» **Input records**:
(begin)
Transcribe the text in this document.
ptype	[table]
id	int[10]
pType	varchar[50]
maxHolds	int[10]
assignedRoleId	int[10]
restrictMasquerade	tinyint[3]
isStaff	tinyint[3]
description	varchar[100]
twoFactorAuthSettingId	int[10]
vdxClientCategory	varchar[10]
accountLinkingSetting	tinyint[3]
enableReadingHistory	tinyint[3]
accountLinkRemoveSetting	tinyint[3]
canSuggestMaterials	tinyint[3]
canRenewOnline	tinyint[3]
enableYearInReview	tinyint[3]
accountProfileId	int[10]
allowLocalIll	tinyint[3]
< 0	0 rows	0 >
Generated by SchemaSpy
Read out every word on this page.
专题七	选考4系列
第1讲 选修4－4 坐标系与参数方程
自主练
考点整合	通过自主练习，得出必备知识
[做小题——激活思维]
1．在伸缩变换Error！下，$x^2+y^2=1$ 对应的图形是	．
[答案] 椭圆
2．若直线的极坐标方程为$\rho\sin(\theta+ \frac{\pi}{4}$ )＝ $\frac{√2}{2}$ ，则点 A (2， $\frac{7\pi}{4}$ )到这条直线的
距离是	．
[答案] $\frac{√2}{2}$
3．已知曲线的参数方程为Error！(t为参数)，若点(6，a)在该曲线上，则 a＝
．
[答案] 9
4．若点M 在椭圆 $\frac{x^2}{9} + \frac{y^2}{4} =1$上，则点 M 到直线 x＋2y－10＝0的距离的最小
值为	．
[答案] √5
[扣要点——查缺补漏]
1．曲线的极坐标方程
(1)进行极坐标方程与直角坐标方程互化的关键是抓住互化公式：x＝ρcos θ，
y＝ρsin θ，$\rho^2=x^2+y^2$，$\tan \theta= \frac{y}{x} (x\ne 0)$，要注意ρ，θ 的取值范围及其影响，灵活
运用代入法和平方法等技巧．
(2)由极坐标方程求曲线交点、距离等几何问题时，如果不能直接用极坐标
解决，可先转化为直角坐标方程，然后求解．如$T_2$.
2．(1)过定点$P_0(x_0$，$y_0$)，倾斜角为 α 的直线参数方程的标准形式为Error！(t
(end)
» **Goal of the exercise**: Look over the records above and copy each line that includes the string "this".

» **Result**:
Transcribe the text in this document.
Read out every word on this page.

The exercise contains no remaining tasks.